Stored data:
<<<<
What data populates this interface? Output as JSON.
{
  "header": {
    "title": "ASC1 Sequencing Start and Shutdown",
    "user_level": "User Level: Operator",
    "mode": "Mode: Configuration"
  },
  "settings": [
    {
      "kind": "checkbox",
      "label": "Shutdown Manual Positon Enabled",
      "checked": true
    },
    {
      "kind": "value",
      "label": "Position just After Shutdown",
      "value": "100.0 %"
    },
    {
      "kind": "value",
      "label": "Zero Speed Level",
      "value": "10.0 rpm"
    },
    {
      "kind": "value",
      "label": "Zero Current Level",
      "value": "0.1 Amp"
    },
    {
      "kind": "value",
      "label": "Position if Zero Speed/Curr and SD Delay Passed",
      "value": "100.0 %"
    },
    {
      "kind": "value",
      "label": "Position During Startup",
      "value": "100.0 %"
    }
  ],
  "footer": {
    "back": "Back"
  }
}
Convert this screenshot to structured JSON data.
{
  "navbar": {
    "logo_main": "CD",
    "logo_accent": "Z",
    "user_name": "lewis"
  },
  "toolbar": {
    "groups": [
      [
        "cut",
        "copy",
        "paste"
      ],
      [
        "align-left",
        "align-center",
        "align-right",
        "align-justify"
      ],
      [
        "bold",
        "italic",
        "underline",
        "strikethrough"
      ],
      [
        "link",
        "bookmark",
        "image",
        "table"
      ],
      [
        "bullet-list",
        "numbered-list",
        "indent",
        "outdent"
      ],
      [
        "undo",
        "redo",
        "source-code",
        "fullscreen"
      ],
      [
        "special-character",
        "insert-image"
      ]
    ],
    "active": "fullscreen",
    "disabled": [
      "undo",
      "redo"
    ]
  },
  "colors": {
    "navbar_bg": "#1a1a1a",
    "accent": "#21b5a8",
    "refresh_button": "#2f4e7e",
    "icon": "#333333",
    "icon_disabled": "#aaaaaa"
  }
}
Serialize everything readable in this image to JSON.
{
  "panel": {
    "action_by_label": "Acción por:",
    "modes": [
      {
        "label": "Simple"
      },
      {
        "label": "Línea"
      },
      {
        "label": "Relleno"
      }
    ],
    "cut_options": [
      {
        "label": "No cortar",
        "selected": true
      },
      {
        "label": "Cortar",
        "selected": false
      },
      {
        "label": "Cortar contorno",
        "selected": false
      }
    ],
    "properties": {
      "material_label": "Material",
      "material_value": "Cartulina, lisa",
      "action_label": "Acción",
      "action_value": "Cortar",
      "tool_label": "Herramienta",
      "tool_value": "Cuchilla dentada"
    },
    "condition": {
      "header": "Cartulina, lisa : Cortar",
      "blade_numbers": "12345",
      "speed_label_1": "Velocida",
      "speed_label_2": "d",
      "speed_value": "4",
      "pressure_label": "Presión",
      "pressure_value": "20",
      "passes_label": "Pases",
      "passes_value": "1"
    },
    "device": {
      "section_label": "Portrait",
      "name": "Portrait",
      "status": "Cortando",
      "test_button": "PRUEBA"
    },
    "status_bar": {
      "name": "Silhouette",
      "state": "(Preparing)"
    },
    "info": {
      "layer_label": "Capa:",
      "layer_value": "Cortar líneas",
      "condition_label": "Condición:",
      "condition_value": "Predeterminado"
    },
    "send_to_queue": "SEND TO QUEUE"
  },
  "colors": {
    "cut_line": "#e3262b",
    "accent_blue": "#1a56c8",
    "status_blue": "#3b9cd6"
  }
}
>>>>
Extract the data in full. Keep it word for word.

## OUTPUT BELOW
What data populates this interface? Output as JSON.
{
  "header": {
    "title": "ASC1 Sequencing Start and Shutdown",
    "user_level": "User Level: Operator",
    "mode": "Mode: Configuration"
  },
  "settings": [
    {
      "kind": "checkbox",
      "label": "Shutdown Manual Positon Enabled",
      "checked": true
    },
    {
      "kind": "value",
      "label": "Position just After Shutdown",
      "value": "100.0 %"
    },
    {
      "kind": "value",
      "label": "Zero Speed Level",
      "value": "10.0 rpm"
    },
    {
      "kind": "value",
      "label": "Zero Current Level",
      "value": "0.1 Amp"
    },
    {
      "kind": "value",
      "label": "Position if Zero Speed/Curr and SD Delay Passed",
      "value": "100.0 %"
    },
    {
      "kind": "value",
      "label": "Position During Startup",
      "value": "100.0 %"
    }
  ],
  "footer": {
    "back": "Back"
  }
}
Convert this screenshot to structured JSON data.
{
  "navbar": {
    "logo_main": "CD",
    "logo_accent": "Z",
    "user_name": "lewis"
  },
  "toolbar": {
    "groups": [
      [
        "cut",
        "copy",
        "paste"
      ],
      [
        "align-left",
        "align-center",
        "align-right",
        "align-justify"
      ],
      [
        "bold",
        "italic",
        "underline",
        "strikethrough"
      ],
      [
        "link",
        "bookmark",
        "image",
        "table"
      ],
      [
        "bullet-list",
        "numbered-list",
        "indent",
        "outdent"
      ],
      [
        "undo",
        "redo",
        "source-code",
        "fullscreen"
      ],
      [
        "special-character",
        "insert-image"
      ]
    ],
    "active": "fullscreen",
    "disabled": [
      "undo",
      "redo"
    ]
  },
  "colors": {
    "navbar_bg": "#1a1a1a",
    "accent": "#21b5a8",
    "refresh_button": "#2f4e7e",
    "icon": "#333333",
    "icon_disabled": "#aaaaaa"
  }
}
Serialize everything readable in this image to JSON.
{
  "panel": {
    "action_by_label": "Acción por:",
    "modes": [
      {
        "label": "Simple"
      },
      {
        "label": "Línea"
      },
      {
        "label": "Relleno"
      }
    ],
    "cut_options": [
      {
        "label": "No cortar",
        "selected": true
      },
      {
        "label": "Cortar",
        "selected": false
      },
      {
        "label": "Cortar contorno",
        "selected": false
      }
    ],
    "properties": {
      "material_label": "Material",
      "material_value": "Cartulina, lisa",
      "action_label": "Acción",
      "action_value": "Cortar",
      "tool_label": "Herramienta",
      "tool_value": "Cuchilla dentada"
    },
    "condition": {
      "header": "Cartulina, lisa : Cortar",
      "blade_numbers": "12345",
      "speed_label_1": "Velocida",
      "speed_label_2": "d",
      "speed_value": "4",
      "pressure_label": "Presión",
      "pressure_value": "20",
      "passes_label": "Pases",
      "passes_value": "1"
    },
    "device": {
      "section_label": "Portrait",
      "name": "Portrait",
      "status": "Cortando",
      "test_button": "PRUEBA"
    },
    "status_bar": {
      "name": "Silhouette",
      "state": "(Preparing)"
    },
    "info": {
      "layer_label": "Capa:",
      "layer_value": "Cortar líneas",
      "condition_label": "Condición:",
      "condition_value": "Predeterminado"
    },
    "send_to_queue": "SEND TO QUEUE"
  },
  "colors": {
    "cut_line": "#e3262b",
    "accent_blue": "#1a56c8",
    "status_blue": "#3b9cd6"
  }
}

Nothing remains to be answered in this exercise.